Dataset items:
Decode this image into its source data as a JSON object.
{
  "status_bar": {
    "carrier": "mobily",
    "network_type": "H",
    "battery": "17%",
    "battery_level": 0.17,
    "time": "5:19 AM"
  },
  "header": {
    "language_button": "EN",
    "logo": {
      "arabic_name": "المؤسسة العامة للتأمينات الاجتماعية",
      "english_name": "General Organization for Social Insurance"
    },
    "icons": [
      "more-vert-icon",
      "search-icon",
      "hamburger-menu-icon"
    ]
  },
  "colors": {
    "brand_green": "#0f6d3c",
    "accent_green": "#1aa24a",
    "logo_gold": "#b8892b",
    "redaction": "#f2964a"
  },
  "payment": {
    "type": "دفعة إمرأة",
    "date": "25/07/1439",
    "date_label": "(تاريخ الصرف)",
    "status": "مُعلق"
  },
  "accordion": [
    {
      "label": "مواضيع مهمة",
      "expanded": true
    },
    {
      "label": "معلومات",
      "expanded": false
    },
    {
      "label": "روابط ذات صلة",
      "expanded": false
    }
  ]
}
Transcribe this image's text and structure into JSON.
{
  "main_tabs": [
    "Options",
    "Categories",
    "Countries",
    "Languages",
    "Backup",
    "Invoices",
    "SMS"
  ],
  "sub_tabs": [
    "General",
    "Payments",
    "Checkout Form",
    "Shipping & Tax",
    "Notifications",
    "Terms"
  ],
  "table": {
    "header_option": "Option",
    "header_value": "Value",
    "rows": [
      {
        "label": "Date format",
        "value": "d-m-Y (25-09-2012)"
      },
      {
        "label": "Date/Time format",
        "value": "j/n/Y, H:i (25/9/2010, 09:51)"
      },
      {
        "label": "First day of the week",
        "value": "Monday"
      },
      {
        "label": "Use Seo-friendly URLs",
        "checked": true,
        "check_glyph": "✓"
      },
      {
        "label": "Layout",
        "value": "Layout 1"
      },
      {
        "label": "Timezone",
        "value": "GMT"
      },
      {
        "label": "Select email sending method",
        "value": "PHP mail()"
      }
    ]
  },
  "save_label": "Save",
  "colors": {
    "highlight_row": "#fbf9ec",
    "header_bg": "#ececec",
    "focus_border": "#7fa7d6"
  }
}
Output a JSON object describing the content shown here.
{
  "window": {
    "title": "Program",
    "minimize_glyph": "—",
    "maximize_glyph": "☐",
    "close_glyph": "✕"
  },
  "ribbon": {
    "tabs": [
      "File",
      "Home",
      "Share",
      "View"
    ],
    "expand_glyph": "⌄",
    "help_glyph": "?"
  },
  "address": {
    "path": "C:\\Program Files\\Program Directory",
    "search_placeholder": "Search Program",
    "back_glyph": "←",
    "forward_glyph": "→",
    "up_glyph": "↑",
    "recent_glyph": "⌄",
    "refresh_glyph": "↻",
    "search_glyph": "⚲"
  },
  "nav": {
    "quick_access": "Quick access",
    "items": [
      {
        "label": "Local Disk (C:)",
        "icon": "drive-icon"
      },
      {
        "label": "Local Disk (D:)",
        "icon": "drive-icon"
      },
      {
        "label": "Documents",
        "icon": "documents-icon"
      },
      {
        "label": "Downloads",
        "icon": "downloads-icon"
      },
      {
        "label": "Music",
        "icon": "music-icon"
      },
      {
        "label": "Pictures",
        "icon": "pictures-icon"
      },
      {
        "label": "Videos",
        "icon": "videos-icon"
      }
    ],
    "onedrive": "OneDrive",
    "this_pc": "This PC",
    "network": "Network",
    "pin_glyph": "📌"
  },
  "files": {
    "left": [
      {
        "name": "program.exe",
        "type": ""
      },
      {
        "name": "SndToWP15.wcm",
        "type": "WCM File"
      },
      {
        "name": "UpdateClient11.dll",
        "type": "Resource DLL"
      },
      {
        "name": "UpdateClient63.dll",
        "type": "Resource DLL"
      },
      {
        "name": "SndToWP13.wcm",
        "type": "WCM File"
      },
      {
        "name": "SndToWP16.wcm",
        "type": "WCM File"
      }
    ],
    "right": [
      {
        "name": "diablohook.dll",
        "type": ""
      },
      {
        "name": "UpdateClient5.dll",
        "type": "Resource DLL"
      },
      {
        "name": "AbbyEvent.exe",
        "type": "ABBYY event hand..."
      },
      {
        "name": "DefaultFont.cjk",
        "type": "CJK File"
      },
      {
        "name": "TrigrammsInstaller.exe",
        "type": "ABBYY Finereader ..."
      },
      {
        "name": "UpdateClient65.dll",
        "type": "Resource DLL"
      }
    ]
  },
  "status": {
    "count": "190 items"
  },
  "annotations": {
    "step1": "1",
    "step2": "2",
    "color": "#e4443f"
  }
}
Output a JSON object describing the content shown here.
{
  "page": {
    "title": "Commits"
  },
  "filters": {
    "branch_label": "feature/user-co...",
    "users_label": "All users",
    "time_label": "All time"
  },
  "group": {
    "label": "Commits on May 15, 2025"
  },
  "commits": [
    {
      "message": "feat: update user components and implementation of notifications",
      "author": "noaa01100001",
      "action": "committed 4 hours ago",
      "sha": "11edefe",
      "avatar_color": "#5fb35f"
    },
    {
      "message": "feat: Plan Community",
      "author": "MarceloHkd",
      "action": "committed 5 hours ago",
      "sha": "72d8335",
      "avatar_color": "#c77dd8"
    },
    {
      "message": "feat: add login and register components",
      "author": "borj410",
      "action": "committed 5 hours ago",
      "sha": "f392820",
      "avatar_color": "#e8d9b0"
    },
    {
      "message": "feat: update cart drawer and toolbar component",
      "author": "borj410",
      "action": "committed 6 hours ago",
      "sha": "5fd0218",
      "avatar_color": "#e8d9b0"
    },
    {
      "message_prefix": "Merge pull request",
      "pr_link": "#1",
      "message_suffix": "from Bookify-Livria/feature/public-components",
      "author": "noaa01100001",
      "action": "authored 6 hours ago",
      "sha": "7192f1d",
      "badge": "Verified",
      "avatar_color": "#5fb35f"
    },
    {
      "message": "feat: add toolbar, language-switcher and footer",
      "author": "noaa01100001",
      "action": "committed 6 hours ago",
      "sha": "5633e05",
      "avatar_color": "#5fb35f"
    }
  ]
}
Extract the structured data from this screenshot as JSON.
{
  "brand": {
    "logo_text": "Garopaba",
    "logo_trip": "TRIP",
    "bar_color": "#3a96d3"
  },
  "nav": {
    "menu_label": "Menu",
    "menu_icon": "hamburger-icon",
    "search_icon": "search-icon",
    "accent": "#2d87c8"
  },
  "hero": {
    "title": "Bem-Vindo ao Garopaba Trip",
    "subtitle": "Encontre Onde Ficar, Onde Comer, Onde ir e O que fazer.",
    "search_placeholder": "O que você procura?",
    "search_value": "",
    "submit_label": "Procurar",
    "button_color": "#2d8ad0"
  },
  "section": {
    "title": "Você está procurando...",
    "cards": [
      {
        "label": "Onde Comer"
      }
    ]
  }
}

WHAT IS ASKED: All of the entries need to be reproduced exactly; please write them out.

THE COMPLETED TASK:
Decode this image into its source data as a JSON object.
{
  "status_bar": {
    "carrier": "mobily",
    "network_type": "H",
    "battery": "17%",
    "battery_level": 0.17,
    "time": "5:19 AM"
  },
  "header": {
    "language_button": "EN",
    "logo": {
      "arabic_name": "المؤسسة العامة للتأمينات الاجتماعية",
      "english_name": "General Organization for Social Insurance"
    },
    "icons": [
      "more-vert-icon",
      "search-icon",
      "hamburger-menu-icon"
    ]
  },
  "colors": {
    "brand_green": "#0f6d3c",
    "accent_green": "#1aa24a",
    "logo_gold": "#b8892b",
    "redaction": "#f2964a"
  },
  "payment": {
    "type": "دفعة إمرأة",
    "date": "25/07/1439",
    "date_label": "(تاريخ الصرف)",
    "status": "مُعلق"
  },
  "accordion": [
    {
      "label": "مواضيع مهمة",
      "expanded": true
    },
    {
      "label": "معلومات",
      "expanded": false
    },
    {
      "label": "روابط ذات صلة",
      "expanded": false
    }
  ]
}
Transcribe this image's text and structure into JSON.
{
  "main_tabs": [
    "Options",
    "Categories",
    "Countries",
    "Languages",
    "Backup",
    "Invoices",
    "SMS"
  ],
  "sub_tabs": [
    "General",
    "Payments",
    "Checkout Form",
    "Shipping & Tax",
    "Notifications",
    "Terms"
  ],
  "table": {
    "header_option": "Option",
    "header_value": "Value",
    "rows": [
      {
        "label": "Date format",
        "value": "d-m-Y (25-09-2012)"
      },
      {
        "label": "Date/Time format",
        "value": "j/n/Y, H:i (25/9/2010, 09:51)"
      },
      {
        "label": "First day of the week",
        "value": "Monday"
      },
      {
        "label": "Use Seo-friendly URLs",
        "checked": true,
        "check_glyph": "✓"
      },
      {
        "label": "Layout",
        "value": "Layout 1"
      },
      {
        "label": "Timezone",
        "value": "GMT"
      },
      {
        "label": "Select email sending method",
        "value": "PHP mail()"
      }
    ]
  },
  "save_label": "Save",
  "colors": {
    "highlight_row": "#fbf9ec",
    "header_bg": "#ececec",
    "focus_border": "#7fa7d6"
  }
}
Output a JSON object describing the content shown here.
{
  "window": {
    "title": "Program",
    "minimize_glyph": "—",
    "maximize_glyph": "☐",
    "close_glyph": "✕"
  },
  "ribbon": {
    "tabs": [
      "File",
      "Home",
      "Share",
      "View"
    ],
    "expand_glyph": "⌄",
    "help_glyph": "?"
  },
  "address": {
    "path": "C:\\Program Files\\Program Directory",
    "search_placeholder": "Search Program",
    "back_glyph": "←",
    "forward_glyph": "→",
    "up_glyph": "↑",
    "recent_glyph": "⌄",
    "refresh_glyph": "↻",
    "search_glyph": "⚲"
  },
  "nav": {
    "quick_access": "Quick access",
    "items": [
      {
        "label": "Local Disk (C:)",
        "icon": "drive-icon"
      },
      {
        "label": "Local Disk (D:)",
        "icon": "drive-icon"
      },
      {
        "label": "Documents",
        "icon": "documents-icon"
      },
      {
        "label": "Downloads",
        "icon": "downloads-icon"
      },
      {
        "label": "Music",
        "icon": "music-icon"
      },
      {
        "label": "Pictures",
        "icon": "pictures-icon"
      },
      {
        "label": "Videos",
        "icon": "videos-icon"
      }
    ],
    "onedrive": "OneDrive",
    "this_pc": "This PC",
    "network": "Network",
    "pin_glyph": "📌"
  },
  "files": {
    "left": [
      {
        "name": "program.exe",
        "type": ""
      },
      {
        "name": "SndToWP15.wcm",
        "type": "WCM File"
      },
      {
        "name": "UpdateClient11.dll",
        "type": "Resource DLL"
      },
      {
        "name": "UpdateClient63.dll",
        "type": "Resource DLL"
      },
      {
        "name": "SndToWP13.wcm",
        "type": "WCM File"
      },
      {
        "name": "SndToWP16.wcm",
        "type": "WCM File"
      }
    ],
    "right": [
      {
        "name": "diablohook.dll",
        "type": ""
      },
      {
        "name": "UpdateClient5.dll",
        "type": "Resource DLL"
      },
      {
        "name": "AbbyEvent.exe",
        "type": "ABBYY event hand..."
      },
      {
        "name": "DefaultFont.cjk",
        "type": "CJK File"
      },
      {
        "name": "TrigrammsInstaller.exe",
        "type": "ABBYY Finereader ..."
      },
      {
        "name": "UpdateClient65.dll",
        "type": "Resource DLL"
      }
    ]
  },
  "status": {
    "count": "190 items"
  },
  "annotations": {
    "step1": "1",
    "step2": "2",
    "color": "#e4443f"
  }
}
Output a JSON object describing the content shown here.
{
  "page": {
    "title": "Commits"
  },
  "filters": {
    "branch_label": "feature/user-co...",
    "users_label": "All users",
    "time_label": "All time"
  },
  "group": {
    "label": "Commits on May 15, 2025"
  },
  "commits": [
    {
      "message": "feat: update user components and implementation of notifications",
      "author": "noaa01100001",
      "action": "committed 4 hours ago",
      "sha": "11edefe",
      "avatar_color": "#5fb35f"
    },
    {
      "message": "feat: Plan Community",
      "author": "MarceloHkd",
      "action": "committed 5 hours ago",
      "sha": "72d8335",
      "avatar_color": "#c77dd8"
    },
    {
      "message": "feat: add login and register components",
      "author": "borj410",
      "action": "committed 5 hours ago",
      "sha": "f392820",
      "avatar_color": "#e8d9b0"
    },
    {
      "message": "feat: update cart drawer and toolbar component",
      "author": "borj410",
      "action": "committed 6 hours ago",
      "sha": "5fd0218",
      "avatar_color": "#e8d9b0"
    },
    {
      "message_prefix": "Merge pull request",
      "pr_link": "#1",
      "message_suffix": "from Bookify-Livria/feature/public-components",
      "author": "noaa01100001",
      "action": "authored 6 hours ago",
      "sha": "7192f1d",
      "badge": "Verified",
      "avatar_color": "#5fb35f"
    },
    {
      "message": "feat: add toolbar, language-switcher and footer",
      "author": "noaa01100001",
      "action": "committed 6 hours ago",
      "sha": "5633e05",
      "avatar_color": "#5fb35f"
    }
  ]
}
Extract the structured data from this screenshot as JSON.
{
  "brand": {
    "logo_text": "Garopaba",
    "logo_trip": "TRIP",
    "bar_color": "#3a96d3"
  },
  "nav": {
    "menu_label": "Menu",
    "menu_icon": "hamburger-icon",
    "search_icon": "search-icon",
    "accent": "#2d87c8"
  },
  "hero": {
    "title": "Bem-Vindo ao Garopaba Trip",
    "subtitle": "Encontre Onde Ficar, Onde Comer, Onde ir e O que fazer.",
    "search_placeholder": "O que você procura?",
    "search_value": "",
    "submit_label": "Procurar",
    "button_color": "#2d8ad0"
  },
  "section": {
    "title": "Você está procurando...",
    "cards": [
      {
        "label": "Onde Comer"
      }
    ]
  }
}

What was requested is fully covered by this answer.